## [DOCUMENT SECTION]
* * * *

Ayr's "twin town" of Home Hill was established by 1913 to promote development south of the Burdekin River. By the mid-20th century, the name of the Shire of Ayr was no longer considered representative of the whole of the local government area, and in 1946 the Home Hill Chamber of Commerce suggested the composite name Ayr-Home Hill Shire. The name was never adopted, but in 1976 the Council applied to become the Burdekin Shire. Although the Place Names Board pointed out that the Council district covered only part of the Burdekin, representations from local politicians over several years resulted in the new name Shire of Burdekin on 10 June 1982, Ayr's centenary year.

In 2016, the building continues to be the main venue for the council's meetings and its customer services.

== Description ==
The Burdekin Shire Council Chambers is a single-storeyed building located at the northern corner of a level block bound by Young, MacMillan and Wickham Streets, Ayr, addressing Young Street. The site is one block from the main street, Queen Street, which forms part of the Bruce Highway. Several church buildings and the Masonic Hall are located nearby along MacMillan Street.

The building is constructed of face brickwork with a hipped corrugated iron roof and encircling timber verandah. Centred on the ridge is a skylight.

The verandah is open on its two street elevations, with a concrete floor, dowelled balustrades and stop-chamfered posts. The south-eastern and south-western verandahs are enclosed and clad in chamferboards. At the rear is a brick safe with a steel door opening into the office.

The entry to the building is marked by a curved concrete portico, flanked by gabled pavilions with arched openings. The interior is divided into three by two parallel hallways. The two pairs of entry doors are aligned with the arched pavilions either side of the front portico.

The north-western end is the meeting room, with French doors opening onto the north-western verandah. It has a decorative cornice, and low-waisted four-panel doors with fretted toplights.

The central bays has two offices with moulded arched openings. The south-eastern end four offices opening from a central corridor.

The interior features rendered brick walls, high ceilings with decorative cornices, double-hung and leadlight windows and panelled doors with fretted toplights.

* * * *

## [RAW DATA]
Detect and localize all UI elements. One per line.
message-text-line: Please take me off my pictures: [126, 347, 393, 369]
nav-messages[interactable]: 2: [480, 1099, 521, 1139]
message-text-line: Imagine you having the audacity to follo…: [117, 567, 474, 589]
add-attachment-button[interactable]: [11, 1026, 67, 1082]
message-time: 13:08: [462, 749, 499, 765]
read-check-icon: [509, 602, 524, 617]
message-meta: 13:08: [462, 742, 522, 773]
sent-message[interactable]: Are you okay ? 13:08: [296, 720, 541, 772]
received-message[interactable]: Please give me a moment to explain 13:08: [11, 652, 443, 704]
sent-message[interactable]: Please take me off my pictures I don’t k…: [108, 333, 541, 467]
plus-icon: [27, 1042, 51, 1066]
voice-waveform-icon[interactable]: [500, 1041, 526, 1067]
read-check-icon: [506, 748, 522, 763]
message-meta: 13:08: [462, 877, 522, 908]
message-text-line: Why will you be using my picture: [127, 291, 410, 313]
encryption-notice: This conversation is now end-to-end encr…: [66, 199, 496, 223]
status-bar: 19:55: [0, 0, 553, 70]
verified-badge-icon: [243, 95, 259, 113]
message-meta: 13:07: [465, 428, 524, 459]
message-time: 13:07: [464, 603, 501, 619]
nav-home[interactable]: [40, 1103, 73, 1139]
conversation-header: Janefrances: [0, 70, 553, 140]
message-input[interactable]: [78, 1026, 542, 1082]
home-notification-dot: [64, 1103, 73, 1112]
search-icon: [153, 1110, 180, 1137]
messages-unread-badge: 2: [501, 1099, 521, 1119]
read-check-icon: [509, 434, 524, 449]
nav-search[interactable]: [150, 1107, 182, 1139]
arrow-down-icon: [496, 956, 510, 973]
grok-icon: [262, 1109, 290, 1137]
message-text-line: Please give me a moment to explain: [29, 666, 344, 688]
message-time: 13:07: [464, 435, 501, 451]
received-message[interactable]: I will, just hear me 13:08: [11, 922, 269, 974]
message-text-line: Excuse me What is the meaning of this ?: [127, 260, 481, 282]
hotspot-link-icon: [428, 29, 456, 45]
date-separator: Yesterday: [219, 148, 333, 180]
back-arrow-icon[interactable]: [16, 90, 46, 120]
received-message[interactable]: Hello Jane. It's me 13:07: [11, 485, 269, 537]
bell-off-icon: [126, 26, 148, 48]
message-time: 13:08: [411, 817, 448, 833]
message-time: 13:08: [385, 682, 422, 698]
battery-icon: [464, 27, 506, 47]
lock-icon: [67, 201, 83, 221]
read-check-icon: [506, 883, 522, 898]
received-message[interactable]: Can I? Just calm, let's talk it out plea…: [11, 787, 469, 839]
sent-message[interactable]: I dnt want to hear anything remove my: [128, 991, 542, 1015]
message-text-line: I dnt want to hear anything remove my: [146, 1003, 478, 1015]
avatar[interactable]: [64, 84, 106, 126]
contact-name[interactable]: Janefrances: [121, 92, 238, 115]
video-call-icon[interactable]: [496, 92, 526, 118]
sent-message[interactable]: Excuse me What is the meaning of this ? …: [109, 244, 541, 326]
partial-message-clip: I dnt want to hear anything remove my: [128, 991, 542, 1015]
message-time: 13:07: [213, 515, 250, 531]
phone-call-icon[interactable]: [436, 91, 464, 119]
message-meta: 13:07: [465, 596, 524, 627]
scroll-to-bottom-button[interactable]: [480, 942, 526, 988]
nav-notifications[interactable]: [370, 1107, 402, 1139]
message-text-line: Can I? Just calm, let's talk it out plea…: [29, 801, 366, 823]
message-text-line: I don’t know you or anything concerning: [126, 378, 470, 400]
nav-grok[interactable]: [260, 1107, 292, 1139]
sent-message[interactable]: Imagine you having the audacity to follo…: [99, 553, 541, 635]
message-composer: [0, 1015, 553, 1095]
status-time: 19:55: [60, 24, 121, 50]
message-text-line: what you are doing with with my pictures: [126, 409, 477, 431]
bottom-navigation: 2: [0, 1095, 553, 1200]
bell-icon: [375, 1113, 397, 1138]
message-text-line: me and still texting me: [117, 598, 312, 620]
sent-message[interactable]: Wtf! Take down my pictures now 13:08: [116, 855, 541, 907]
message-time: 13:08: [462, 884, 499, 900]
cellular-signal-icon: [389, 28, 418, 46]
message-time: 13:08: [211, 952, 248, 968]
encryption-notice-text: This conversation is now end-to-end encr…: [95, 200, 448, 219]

* * * *

Continue the text on the Burdekin Shire Council Chambers from the point where it ends.

## [RESULT OF THE TASK]
== Heritage listing ==
Burdekin Shire Council Chambers was listed on the Queensland Heritage Register on 13 October 1997 having satisfied the following criteria.

The place is important in demonstrating the evolution or pattern of Queensland's history.

The Burdekin Shire Council Chambers, erected in 1922 during a period of expansion in the sugar industry, demonstrates the role of the Shire Council in the development of Burdekin Shire as one of Queensland's most important sugar-producing districts. It is the earliest surviving Council building on the Council reserve, which once included the Shire Clerk's residence, stables and fire station.

The Burdekin Shire Chambers is close to other historic places including Anzac Park, Masonic Lodge, the former Presbyterian Church and an imposing house at 115 MacMillan Street, thus making a substantial contribution to the historic streetscape of the town.

The place is important because of its aesthetic significance.

Burdekin Shire Council Chambers is a substantial brick building occupying a prominent corner position, and makes an important aesthetic contribution to the Ayr townscape.

The place has a strong or special association with a particular community or cultural group for social, cultural or spiritual reasons.

The Burdekin Shire Council Chambers, an important example of the work of local architect Frederick Smith and local builder AS Wight, is valued by the community who expressed their concern in 1996 when the Council proposed alterations to the structure.